▶ TASK DETAILS:
Identify each line in the records below that contains the word "this", and copy it.

(Saved data entries)
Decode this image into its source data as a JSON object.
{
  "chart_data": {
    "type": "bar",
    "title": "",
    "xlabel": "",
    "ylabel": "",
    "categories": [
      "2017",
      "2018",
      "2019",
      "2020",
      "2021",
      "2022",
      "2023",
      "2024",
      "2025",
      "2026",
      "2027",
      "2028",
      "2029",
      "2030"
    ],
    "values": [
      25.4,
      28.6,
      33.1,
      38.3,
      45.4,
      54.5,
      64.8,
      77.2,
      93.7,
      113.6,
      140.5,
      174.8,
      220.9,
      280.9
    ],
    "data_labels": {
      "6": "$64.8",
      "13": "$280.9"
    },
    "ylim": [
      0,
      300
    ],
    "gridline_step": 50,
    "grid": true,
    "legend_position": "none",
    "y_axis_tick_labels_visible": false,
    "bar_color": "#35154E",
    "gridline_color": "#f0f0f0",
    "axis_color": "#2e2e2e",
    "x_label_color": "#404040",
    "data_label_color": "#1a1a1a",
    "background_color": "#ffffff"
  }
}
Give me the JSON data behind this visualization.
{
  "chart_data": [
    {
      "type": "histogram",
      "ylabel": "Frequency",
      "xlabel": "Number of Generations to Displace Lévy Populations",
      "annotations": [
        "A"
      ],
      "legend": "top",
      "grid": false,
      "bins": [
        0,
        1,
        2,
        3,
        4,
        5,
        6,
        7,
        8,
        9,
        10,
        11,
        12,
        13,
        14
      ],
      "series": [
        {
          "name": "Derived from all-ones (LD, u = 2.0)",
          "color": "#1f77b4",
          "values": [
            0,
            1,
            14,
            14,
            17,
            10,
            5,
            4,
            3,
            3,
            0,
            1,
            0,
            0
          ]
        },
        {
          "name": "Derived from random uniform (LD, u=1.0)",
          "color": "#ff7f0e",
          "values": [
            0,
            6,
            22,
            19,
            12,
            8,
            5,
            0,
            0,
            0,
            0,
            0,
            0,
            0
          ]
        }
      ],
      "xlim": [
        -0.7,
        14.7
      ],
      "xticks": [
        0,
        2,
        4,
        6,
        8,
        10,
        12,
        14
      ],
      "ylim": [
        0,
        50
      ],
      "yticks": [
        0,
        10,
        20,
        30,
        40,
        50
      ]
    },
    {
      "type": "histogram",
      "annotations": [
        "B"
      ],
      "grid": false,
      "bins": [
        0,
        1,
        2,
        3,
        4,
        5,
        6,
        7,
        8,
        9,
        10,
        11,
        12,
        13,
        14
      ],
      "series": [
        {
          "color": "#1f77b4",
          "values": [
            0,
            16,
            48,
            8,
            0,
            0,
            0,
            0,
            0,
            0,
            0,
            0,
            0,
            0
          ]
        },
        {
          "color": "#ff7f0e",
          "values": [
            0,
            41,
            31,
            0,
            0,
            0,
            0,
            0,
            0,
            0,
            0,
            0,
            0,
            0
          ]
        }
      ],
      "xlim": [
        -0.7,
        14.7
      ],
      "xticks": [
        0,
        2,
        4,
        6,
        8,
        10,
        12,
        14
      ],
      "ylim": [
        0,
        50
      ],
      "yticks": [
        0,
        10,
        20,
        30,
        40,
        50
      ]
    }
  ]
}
...
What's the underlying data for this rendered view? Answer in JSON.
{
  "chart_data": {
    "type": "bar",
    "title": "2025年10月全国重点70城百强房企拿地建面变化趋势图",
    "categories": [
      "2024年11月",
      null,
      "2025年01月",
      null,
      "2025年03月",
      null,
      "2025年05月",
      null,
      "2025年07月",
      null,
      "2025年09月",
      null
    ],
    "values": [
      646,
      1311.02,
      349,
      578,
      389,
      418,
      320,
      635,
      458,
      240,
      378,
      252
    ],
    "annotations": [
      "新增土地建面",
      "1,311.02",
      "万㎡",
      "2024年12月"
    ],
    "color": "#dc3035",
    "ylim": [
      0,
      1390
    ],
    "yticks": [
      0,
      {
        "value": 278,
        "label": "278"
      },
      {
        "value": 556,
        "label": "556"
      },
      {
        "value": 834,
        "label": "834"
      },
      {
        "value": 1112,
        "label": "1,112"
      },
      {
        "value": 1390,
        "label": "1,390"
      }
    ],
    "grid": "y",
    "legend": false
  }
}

▶ FULL OUTPUT:
Decode this image into its source data as a JSON object.
Give me the JSON data behind this visualization.
What's the underlying data for this rendered view? Answer in JSON.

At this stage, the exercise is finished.